* _Goal_:
Work out how many lines have "camps" in them. Give only that number.

* _Supplied entries_:
* * * *
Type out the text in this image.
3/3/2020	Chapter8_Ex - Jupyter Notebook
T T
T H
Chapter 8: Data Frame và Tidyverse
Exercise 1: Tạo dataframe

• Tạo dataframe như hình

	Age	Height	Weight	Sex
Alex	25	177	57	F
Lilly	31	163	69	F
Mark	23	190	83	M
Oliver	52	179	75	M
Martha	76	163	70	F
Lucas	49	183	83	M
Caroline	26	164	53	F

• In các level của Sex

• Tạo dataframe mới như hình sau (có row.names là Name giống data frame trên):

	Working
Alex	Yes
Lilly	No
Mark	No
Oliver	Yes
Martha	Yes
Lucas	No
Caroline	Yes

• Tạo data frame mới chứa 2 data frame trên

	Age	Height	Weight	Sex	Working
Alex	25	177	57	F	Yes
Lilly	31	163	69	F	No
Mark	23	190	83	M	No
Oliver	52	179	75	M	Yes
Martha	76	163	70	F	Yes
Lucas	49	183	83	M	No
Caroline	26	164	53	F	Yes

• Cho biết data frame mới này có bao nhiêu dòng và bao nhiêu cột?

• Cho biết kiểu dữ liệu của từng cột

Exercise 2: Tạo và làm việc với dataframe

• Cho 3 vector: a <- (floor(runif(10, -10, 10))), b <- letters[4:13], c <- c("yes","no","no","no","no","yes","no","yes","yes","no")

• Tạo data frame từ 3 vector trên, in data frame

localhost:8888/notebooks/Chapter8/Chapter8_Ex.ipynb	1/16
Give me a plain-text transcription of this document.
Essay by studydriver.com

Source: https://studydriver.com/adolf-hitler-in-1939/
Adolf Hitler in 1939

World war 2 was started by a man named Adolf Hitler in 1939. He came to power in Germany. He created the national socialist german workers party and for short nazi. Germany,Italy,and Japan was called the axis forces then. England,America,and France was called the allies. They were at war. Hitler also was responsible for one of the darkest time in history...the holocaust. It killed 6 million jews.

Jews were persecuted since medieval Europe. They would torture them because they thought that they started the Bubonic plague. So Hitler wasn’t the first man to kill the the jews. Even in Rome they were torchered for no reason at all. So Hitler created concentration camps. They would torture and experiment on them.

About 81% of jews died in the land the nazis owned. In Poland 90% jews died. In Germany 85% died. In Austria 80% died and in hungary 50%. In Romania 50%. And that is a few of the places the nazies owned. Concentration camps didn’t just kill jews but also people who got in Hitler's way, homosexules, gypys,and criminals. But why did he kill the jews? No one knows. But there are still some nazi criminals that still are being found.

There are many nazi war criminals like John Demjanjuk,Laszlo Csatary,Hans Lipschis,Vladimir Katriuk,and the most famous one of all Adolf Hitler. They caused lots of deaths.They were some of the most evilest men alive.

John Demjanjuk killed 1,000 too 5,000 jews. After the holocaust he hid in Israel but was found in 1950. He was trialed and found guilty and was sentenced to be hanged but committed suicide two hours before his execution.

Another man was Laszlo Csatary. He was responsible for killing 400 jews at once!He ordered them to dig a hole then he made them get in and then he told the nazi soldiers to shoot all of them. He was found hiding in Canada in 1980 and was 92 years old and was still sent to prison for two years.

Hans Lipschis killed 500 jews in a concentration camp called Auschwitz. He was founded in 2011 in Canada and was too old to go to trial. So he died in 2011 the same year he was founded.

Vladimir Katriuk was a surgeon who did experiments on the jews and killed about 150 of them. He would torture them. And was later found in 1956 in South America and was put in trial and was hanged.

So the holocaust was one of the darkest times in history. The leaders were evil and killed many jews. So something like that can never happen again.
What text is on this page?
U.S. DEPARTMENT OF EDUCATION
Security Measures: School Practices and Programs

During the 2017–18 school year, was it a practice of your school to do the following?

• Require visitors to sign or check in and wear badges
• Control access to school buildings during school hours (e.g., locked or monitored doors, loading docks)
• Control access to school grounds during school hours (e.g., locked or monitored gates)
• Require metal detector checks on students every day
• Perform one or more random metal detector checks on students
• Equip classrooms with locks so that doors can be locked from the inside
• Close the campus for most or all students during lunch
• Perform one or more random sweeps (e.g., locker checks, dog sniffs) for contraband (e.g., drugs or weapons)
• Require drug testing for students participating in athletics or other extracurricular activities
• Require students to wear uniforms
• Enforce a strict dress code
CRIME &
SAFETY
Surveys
* * * *
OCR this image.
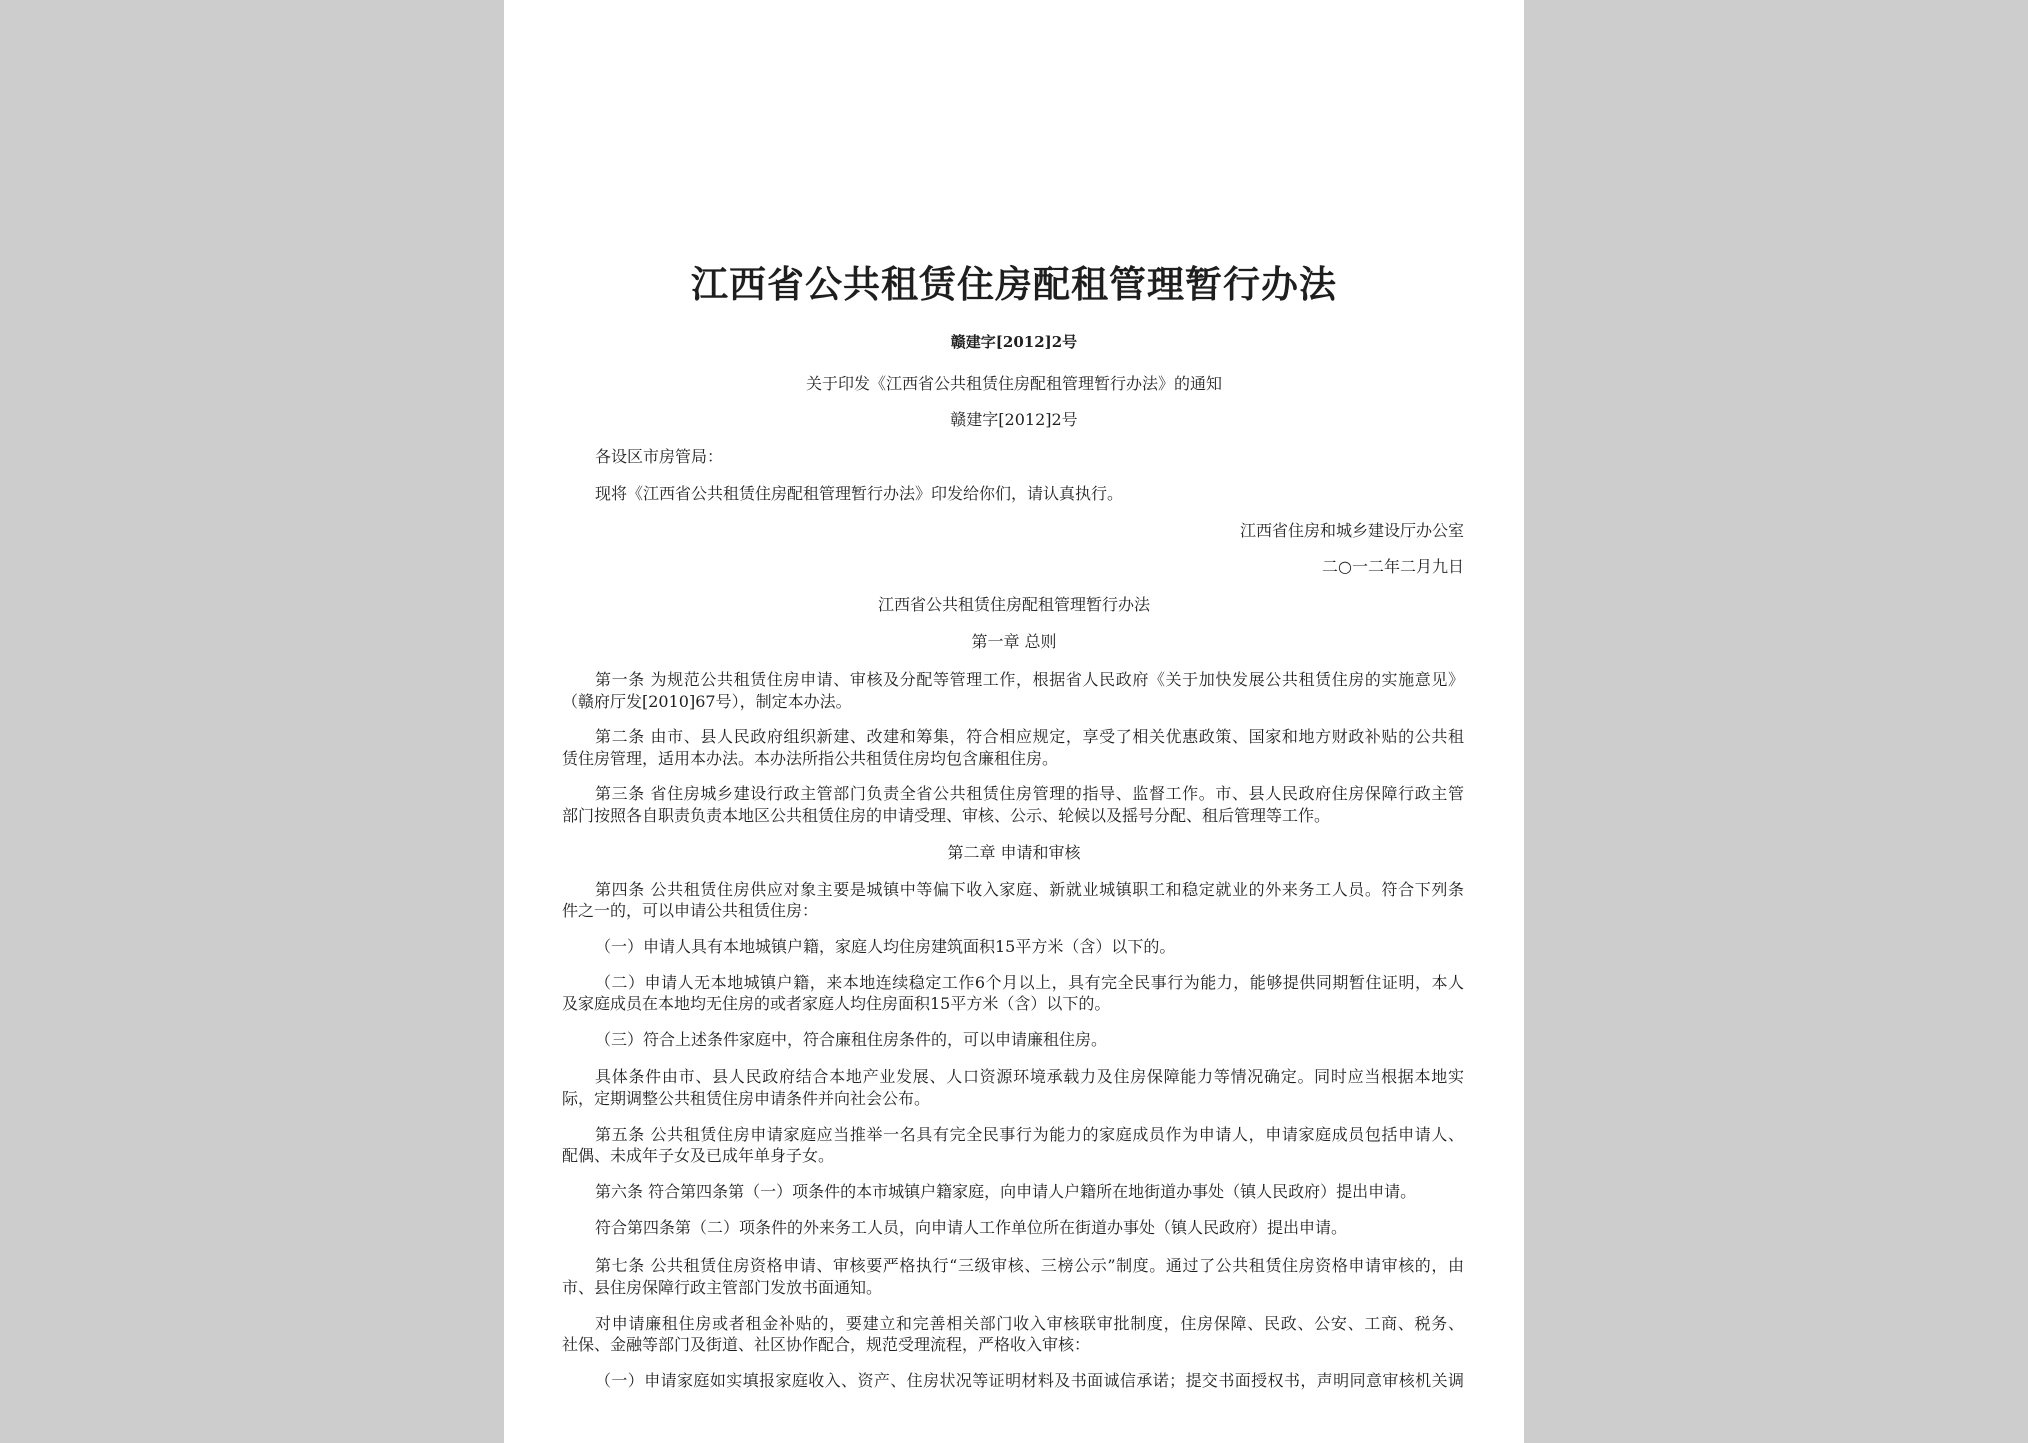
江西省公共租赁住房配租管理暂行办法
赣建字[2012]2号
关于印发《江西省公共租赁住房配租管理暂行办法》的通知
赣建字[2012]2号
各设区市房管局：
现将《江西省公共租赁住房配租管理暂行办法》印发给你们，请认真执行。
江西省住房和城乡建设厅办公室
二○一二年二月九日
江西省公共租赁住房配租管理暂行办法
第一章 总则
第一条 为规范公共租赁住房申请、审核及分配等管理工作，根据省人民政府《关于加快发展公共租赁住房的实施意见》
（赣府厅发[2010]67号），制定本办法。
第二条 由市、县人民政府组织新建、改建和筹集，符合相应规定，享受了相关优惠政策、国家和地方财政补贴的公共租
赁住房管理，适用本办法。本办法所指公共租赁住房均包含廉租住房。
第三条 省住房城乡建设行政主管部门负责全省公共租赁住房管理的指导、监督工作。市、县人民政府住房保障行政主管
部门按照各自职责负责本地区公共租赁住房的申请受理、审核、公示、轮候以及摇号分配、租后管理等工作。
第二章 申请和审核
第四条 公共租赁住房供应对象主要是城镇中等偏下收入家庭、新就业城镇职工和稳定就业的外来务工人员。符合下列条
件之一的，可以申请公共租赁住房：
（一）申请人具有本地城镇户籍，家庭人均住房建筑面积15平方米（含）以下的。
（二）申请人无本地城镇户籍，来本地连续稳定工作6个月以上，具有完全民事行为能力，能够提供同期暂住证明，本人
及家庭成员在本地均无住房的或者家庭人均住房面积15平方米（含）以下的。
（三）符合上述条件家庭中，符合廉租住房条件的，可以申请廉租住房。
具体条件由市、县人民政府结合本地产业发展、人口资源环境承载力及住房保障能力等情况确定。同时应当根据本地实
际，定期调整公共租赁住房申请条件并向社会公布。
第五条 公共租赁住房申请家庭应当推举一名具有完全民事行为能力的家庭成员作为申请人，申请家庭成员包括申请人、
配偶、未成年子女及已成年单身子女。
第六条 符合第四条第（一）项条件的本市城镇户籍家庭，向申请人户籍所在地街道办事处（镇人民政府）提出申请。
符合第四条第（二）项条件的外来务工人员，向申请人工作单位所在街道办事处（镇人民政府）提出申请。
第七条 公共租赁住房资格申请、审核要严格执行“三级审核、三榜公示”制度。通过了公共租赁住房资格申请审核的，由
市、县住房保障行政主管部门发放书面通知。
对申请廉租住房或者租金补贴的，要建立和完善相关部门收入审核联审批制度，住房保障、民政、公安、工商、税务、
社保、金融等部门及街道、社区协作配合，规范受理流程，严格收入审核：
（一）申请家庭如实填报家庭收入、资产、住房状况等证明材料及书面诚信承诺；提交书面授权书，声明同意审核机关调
* * * *
* _Result below_:
2